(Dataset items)
________________________

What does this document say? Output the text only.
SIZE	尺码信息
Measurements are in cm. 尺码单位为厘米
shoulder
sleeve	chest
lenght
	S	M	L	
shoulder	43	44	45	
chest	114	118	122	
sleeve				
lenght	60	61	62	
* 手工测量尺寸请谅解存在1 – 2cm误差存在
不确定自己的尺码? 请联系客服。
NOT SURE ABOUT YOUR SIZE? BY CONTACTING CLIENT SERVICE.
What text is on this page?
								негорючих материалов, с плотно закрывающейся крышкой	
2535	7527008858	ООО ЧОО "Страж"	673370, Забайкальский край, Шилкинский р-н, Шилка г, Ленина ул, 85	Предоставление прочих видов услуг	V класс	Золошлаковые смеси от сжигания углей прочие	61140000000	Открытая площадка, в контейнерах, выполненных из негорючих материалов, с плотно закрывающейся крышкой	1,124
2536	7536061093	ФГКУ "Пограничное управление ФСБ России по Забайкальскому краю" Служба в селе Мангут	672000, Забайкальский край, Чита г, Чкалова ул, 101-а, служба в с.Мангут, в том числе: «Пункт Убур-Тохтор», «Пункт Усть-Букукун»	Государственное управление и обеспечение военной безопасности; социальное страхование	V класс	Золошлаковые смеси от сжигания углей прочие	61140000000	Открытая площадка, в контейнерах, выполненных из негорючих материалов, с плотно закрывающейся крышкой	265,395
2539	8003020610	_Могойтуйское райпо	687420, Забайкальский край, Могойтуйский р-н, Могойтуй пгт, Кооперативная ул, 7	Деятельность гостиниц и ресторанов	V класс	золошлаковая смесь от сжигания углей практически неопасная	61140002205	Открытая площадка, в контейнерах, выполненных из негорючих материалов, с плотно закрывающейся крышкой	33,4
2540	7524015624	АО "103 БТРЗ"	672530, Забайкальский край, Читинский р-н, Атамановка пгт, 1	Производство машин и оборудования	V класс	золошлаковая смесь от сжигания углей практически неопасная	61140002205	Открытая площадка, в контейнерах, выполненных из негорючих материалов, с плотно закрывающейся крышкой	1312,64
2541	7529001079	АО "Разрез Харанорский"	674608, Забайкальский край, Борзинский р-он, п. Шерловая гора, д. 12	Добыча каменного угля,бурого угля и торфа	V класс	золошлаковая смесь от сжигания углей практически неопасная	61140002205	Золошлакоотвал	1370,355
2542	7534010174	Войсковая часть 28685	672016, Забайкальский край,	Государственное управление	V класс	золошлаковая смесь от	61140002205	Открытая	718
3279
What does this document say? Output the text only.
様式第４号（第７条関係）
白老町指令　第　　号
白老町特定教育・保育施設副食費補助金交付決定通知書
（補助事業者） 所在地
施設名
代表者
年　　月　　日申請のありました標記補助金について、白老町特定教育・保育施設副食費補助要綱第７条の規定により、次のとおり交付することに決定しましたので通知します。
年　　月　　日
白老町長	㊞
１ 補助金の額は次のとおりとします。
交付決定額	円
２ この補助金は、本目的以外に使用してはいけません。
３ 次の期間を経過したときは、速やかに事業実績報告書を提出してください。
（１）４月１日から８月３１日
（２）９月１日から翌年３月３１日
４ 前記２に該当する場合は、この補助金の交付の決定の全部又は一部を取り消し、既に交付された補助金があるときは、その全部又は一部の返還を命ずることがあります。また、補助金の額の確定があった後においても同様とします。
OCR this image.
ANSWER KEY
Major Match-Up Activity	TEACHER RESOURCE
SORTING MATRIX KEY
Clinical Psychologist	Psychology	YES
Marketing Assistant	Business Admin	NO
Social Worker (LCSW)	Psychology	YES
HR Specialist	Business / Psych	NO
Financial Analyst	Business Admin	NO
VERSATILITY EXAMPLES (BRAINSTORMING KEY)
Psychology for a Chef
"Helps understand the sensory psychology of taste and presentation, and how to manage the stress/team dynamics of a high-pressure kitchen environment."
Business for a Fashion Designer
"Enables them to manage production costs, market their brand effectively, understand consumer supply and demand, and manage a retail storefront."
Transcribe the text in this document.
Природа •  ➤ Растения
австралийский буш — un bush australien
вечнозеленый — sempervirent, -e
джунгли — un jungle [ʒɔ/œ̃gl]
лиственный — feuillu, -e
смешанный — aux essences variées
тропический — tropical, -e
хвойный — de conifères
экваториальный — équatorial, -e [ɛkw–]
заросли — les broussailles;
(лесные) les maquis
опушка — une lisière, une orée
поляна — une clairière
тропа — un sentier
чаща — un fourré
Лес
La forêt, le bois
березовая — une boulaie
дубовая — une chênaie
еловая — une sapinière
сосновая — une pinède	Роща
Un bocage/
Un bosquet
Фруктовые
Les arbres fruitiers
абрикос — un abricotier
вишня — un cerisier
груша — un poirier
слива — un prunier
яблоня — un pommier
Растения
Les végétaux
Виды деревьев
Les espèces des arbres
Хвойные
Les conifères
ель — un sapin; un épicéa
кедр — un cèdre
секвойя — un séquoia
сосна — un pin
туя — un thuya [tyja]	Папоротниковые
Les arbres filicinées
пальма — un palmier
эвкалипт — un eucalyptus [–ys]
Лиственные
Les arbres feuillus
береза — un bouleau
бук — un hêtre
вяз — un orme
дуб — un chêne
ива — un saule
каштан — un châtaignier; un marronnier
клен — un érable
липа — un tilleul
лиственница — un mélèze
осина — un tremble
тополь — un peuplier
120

________________________

Goal. Write every entry out again exactly.

Full solution.
What does this document say? Output the text only.
SIZE	尺码信息
Measurements are in cm. 尺码单位为厘米
shoulder
sleeve	chest
lenght
	S	M	L	
shoulder	43	44	45	
chest	114	118	122	
sleeve				
lenght	60	61	62	
* 手工测量尺寸请谅解存在1 – 2cm误差存在
不确定自己的尺码? 请联系客服。
NOT SURE ABOUT YOUR SIZE? BY CONTACTING CLIENT SERVICE.
What text is on this page?
								негорючих материалов, с плотно закрывающейся крышкой	
2535	7527008858	ООО ЧОО "Страж"	673370, Забайкальский край, Шилкинский р-н, Шилка г, Ленина ул, 85	Предоставление прочих видов услуг	V класс	Золошлаковые смеси от сжигания углей прочие	61140000000	Открытая площадка, в контейнерах, выполненных из негорючих материалов, с плотно закрывающейся крышкой	1,124
2536	7536061093	ФГКУ "Пограничное управление ФСБ России по Забайкальскому краю" Служба в селе Мангут	672000, Забайкальский край, Чита г, Чкалова ул, 101-а, служба в с.Мангут, в том числе: «Пункт Убур-Тохтор», «Пункт Усть-Букукун»	Государственное управление и обеспечение военной безопасности; социальное страхование	V класс	Золошлаковые смеси от сжигания углей прочие	61140000000	Открытая площадка, в контейнерах, выполненных из негорючих материалов, с плотно закрывающейся крышкой	265,395
2539	8003020610	_Могойтуйское райпо	687420, Забайкальский край, Могойтуйский р-н, Могойтуй пгт, Кооперативная ул, 7	Деятельность гостиниц и ресторанов	V класс	золошлаковая смесь от сжигания углей практически неопасная	61140002205	Открытая площадка, в контейнерах, выполненных из негорючих материалов, с плотно закрывающейся крышкой	33,4
2540	7524015624	АО "103 БТРЗ"	672530, Забайкальский край, Читинский р-н, Атамановка пгт, 1	Производство машин и оборудования	V класс	золошлаковая смесь от сжигания углей практически неопасная	61140002205	Открытая площадка, в контейнерах, выполненных из негорючих материалов, с плотно закрывающейся крышкой	1312,64
2541	7529001079	АО "Разрез Харанорский"	674608, Забайкальский край, Борзинский р-он, п. Шерловая гора, д. 12	Добыча каменного угля,бурого угля и торфа	V класс	золошлаковая смесь от сжигания углей практически неопасная	61140002205	Золошлакоотвал	1370,355
2542	7534010174	Войсковая часть 28685	672016, Забайкальский край,	Государственное управление	V класс	золошлаковая смесь от	61140002205	Открытая	718
3279
What does this document say? Output the text only.
様式第４号（第７条関係）
白老町指令　第　　号
白老町特定教育・保育施設副食費補助金交付決定通知書
（補助事業者） 所在地
施設名
代表者
年　　月　　日申請のありました標記補助金について、白老町特定教育・保育施設副食費補助要綱第７条の規定により、次のとおり交付することに決定しましたので通知します。
年　　月　　日
白老町長	㊞
１ 補助金の額は次のとおりとします。
交付決定額	円
２ この補助金は、本目的以外に使用してはいけません。
３ 次の期間を経過したときは、速やかに事業実績報告書を提出してください。
（１）４月１日から８月３１日
（２）９月１日から翌年３月３１日
４ 前記２に該当する場合は、この補助金の交付の決定の全部又は一部を取り消し、既に交付された補助金があるときは、その全部又は一部の返還を命ずることがあります。また、補助金の額の確定があった後においても同様とします。
OCR this image.
ANSWER KEY
Major Match-Up Activity	TEACHER RESOURCE
SORTING MATRIX KEY
Clinical Psychologist	Psychology	YES
Marketing Assistant	Business Admin	NO
Social Worker (LCSW)	Psychology	YES
HR Specialist	Business / Psych	NO
Financial Analyst	Business Admin	NO
VERSATILITY EXAMPLES (BRAINSTORMING KEY)
Psychology for a Chef
"Helps understand the sensory psychology of taste and presentation, and how to manage the stress/team dynamics of a high-pressure kitchen environment."
Business for a Fashion Designer
"Enables them to manage production costs, market their brand effectively, understand consumer supply and demand, and manage a retail storefront."
Transcribe the text in this document.
Природа •  ➤ Растения
австралийский буш — un bush australien
вечнозеленый — sempervirent, -e
джунгли — un jungle [ʒɔ/œ̃gl]
лиственный — feuillu, -e
смешанный — aux essences variées
тропический — tropical, -e
хвойный — de conifères
экваториальный — équatorial, -e [ɛkw–]
заросли — les broussailles;
(лесные) les maquis
опушка — une lisière, une orée
поляна — une clairière
тропа — un sentier
чаща — un fourré
Лес
La forêt, le bois
березовая — une boulaie
дубовая — une chênaie
еловая — une sapinière
сосновая — une pinède	Роща
Un bocage/
Un bosquet
Фруктовые
Les arbres fruitiers
абрикос — un abricotier
вишня — un cerisier
груша — un poirier
слива — un prunier
яблоня — un pommier
Растения
Les végétaux
Виды деревьев
Les espèces des arbres
Хвойные
Les conifères
ель — un sapin; un épicéa
кедр — un cèdre
секвойя — un séquoia
сосна — un pin
туя — un thuya [tyja]	Папоротниковые
Les arbres filicinées
пальма — un palmier
эвкалипт — un eucalyptus [–ys]
Лиственные
Les arbres feuillus
береза — un bouleau
бук — un hêtre
вяз — un orme
дуб — un chêne
ива — un saule
каштан — un châtaignier; un marronnier
клен — un érable
липа — un tilleul
лиственница — un mélèze
осина — un tremble
тополь — un peuplier
120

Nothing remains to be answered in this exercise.